■ **Exercise aim**:
Turn every line of the records below into a JSON list of strings, one string per line, skipping blank lines and leaving out the pictures.

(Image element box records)
▶

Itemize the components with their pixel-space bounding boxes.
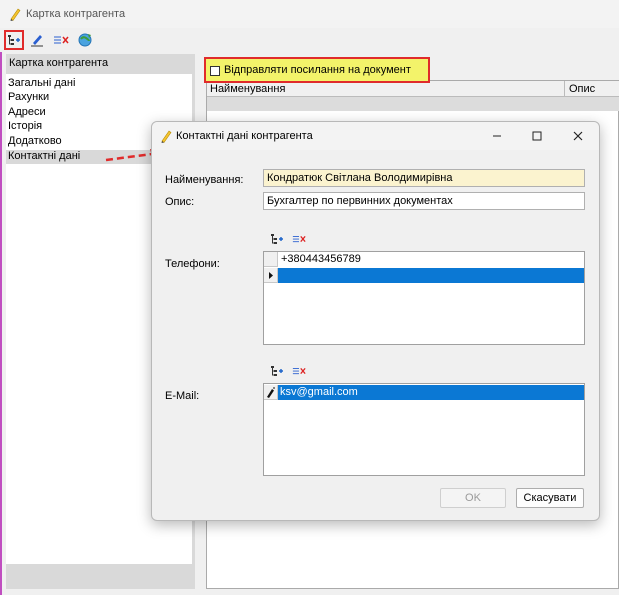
description-field[interactable]: Бухгалтер по первинних документах xyxy=(263,192,585,210)
grid-header: Найменування Опис xyxy=(207,81,619,97)
tree-add-icon[interactable] xyxy=(4,30,24,50)
window-title: Картка контрагента xyxy=(26,8,126,20)
phone-value[interactable]: +380443456789 xyxy=(281,253,361,265)
left-panel-header: Картка контрагента xyxy=(6,54,195,74)
delete-email-icon[interactable] xyxy=(292,365,306,377)
close-button[interactable] xyxy=(563,126,593,146)
cancel-button[interactable]: Скасувати xyxy=(516,488,584,508)
name-label: Найменування: xyxy=(165,174,244,186)
nav-item-accounts[interactable]: Рахунки xyxy=(8,91,49,105)
left-panel-title: Картка контрагента xyxy=(9,57,109,69)
dialog-title-bar: Контактні дані контрагента xyxy=(152,122,599,150)
new-phone-row[interactable] xyxy=(264,268,584,283)
nav-item-addresses[interactable]: Адреси xyxy=(8,106,46,120)
edit-row-indicator-icon xyxy=(264,385,278,400)
current-row-indicator xyxy=(264,268,278,283)
edit-pencil-icon[interactable] xyxy=(27,30,47,50)
window-title-bar: Картка контрагента xyxy=(0,0,619,28)
new-phone-cell[interactable] xyxy=(278,268,584,283)
email-label: E-Mail: xyxy=(165,390,200,402)
pencil-app-icon xyxy=(160,129,172,146)
email-row[interactable]: ksv@gmail.com xyxy=(264,385,584,400)
send-link-option[interactable]: Відправляти посилання на документ xyxy=(204,57,430,83)
column-header-name[interactable]: Найменування xyxy=(210,83,285,95)
pencil-app-icon xyxy=(9,7,21,24)
nav-item-general[interactable]: Загальні дані xyxy=(8,77,75,91)
column-divider xyxy=(564,81,565,97)
name-field[interactable]: Кондратюк Світлана Володимирівна xyxy=(263,169,585,187)
maximize-button[interactable] xyxy=(522,126,552,146)
main-toolbar xyxy=(0,28,619,52)
phone-row[interactable]: +380443456789 xyxy=(264,252,584,267)
add-phone-icon[interactable] xyxy=(270,233,284,245)
ok-button[interactable]: OK xyxy=(440,488,506,508)
minimize-button[interactable] xyxy=(482,126,512,146)
email-value[interactable]: ksv@gmail.com xyxy=(280,386,358,398)
contact-dialog: Контактні дані контрагента Найменування:… xyxy=(151,121,600,521)
emails-list[interactable]: ksv@gmail.com xyxy=(263,383,585,476)
phones-list[interactable]: +380443456789 xyxy=(263,251,585,345)
refresh-globe-icon[interactable] xyxy=(75,30,95,50)
window-edge-accent xyxy=(0,0,2,595)
column-header-description[interactable]: Опис xyxy=(569,83,595,95)
grid-row[interactable] xyxy=(207,97,619,111)
delete-phone-icon[interactable] xyxy=(292,233,306,245)
delete-row-icon[interactable] xyxy=(51,30,71,50)
nav-item-history[interactable]: Історія xyxy=(8,120,42,134)
add-email-icon[interactable] xyxy=(270,365,284,377)
description-label: Опис: xyxy=(165,196,195,208)
phones-label: Телефони: xyxy=(165,258,220,270)
send-link-checkbox[interactable] xyxy=(210,66,220,76)
email-cell[interactable]: ksv@gmail.com xyxy=(278,385,584,400)
send-link-label: Відправляти посилання на документ xyxy=(224,64,411,76)
nav-item-additional[interactable]: Додатково xyxy=(8,135,62,149)
dialog-title: Контактні дані контрагента xyxy=(176,130,313,142)
row-indicator xyxy=(264,252,278,267)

◀

■ **Full response**:
[
  "Itemize the components with their pixel-space bounding boxes.",
  "description-field[interactable]: Бухгалтер по первинних документах xyxy=(263,192,585,210)",
  "grid-header: Найменування Опис xyxy=(207,81,619,97)",
  "tree-add-icon[interactable] xyxy=(4,30,24,50)",
  "window-title: Картка контрагента xyxy=(26,8,126,20)",
  "phone-value[interactable]: +380443456789 xyxy=(281,253,361,265)",
  "left-panel-header: Картка контрагента xyxy=(6,54,195,74)",
  "delete-email-icon[interactable] xyxy=(292,365,306,377)",
  "close-button[interactable] xyxy=(563,126,593,146)",
  "cancel-button[interactable]: Скасувати xyxy=(516,488,584,508)",
  "name-label: Найменування: xyxy=(165,174,244,186)",
  "nav-item-accounts[interactable]: Рахунки xyxy=(8,91,49,105)",
  "left-panel-title: Картка контрагента xyxy=(9,57,109,69)",
  "dialog-title-bar: Контактні дані контрагента xyxy=(152,122,599,150)",
  "new-phone-row[interactable] xyxy=(264,268,584,283)",
  "nav-item-addresses[interactable]: Адреси xyxy=(8,106,46,120)",
  "edit-row-indicator-icon xyxy=(264,385,278,400)",
  "current-row-indicator xyxy=(264,268,278,283)",
  "edit-pencil-icon[interactable] xyxy=(27,30,47,50)",
  "window-title-bar: Картка контрагента xyxy=(0,0,619,28)",
  "new-phone-cell[interactable] xyxy=(278,268,584,283)",
  "email-label: E-Mail: xyxy=(165,390,200,402)",
  "pencil-app-icon xyxy=(160,129,172,146)",
  "email-row[interactable]: ksv@gmail.com xyxy=(264,385,584,400)",
  "send-link-option[interactable]: Відправляти посилання на документ xyxy=(204,57,430,83)",
  "column-header-name[interactable]: Найменування xyxy=(210,83,285,95)",
  "pencil-app-icon xyxy=(9,7,21,24)",
  "nav-item-general[interactable]: Загальні дані xyxy=(8,77,75,91)",
  "column-divider xyxy=(564,81,565,97)",
  "name-field[interactable]: Кондратюк Світлана Володимирівна xyxy=(263,169,585,187)",
  "maximize-button[interactable] xyxy=(522,126,552,146)",
  "main-toolbar xyxy=(0,28,619,52)",
  "phone-row[interactable]: +380443456789 xyxy=(264,252,584,267)",
  "add-phone-icon[interactable] xyxy=(270,233,284,245)",
  "ok-button[interactable]: OK xyxy=(440,488,506,508)",
  "minimize-button[interactable] xyxy=(482,126,512,146)",
  "email-value[interactable]: ksv@gmail.com xyxy=(280,386,358,398)",
  "contact-dialog: Контактні дані контрагента Найменування:… xyxy=(151,121,600,521)",
  "emails-list[interactable]: ksv@gmail.com xyxy=(263,383,585,476)",
  "phones-list[interactable]: +380443456789 xyxy=(263,251,585,345)",
  "refresh-globe-icon[interactable] xyxy=(75,30,95,50)",
  "window-edge-accent xyxy=(0,0,2,595)",
  "column-header-description[interactable]: Опис xyxy=(569,83,595,95)",
  "grid-row[interactable] xyxy=(207,97,619,111)",
  "delete-phone-icon[interactable] xyxy=(292,233,306,245)",
  "delete-row-icon[interactable] xyxy=(51,30,71,50)",
  "nav-item-history[interactable]: Історія xyxy=(8,120,42,134)",
  "add-email-icon[interactable] xyxy=(270,365,284,377)",
  "description-label: Опис: xyxy=(165,196,195,208)",
  "phones-label: Телефони: xyxy=(165,258,220,270)",
  "send-link-checkbox[interactable] xyxy=(210,66,220,76)",
  "email-cell[interactable]: ksv@gmail.com xyxy=(278,385,584,400)",
  "send-link-label: Відправляти посилання на документ xyxy=(224,64,411,76)",
  "nav-item-additional[interactable]: Додатково xyxy=(8,135,62,149)",
  "dialog-title: Контактні дані контрагента xyxy=(176,130,313,142)",
  "row-indicator xyxy=(264,252,278,267)"
]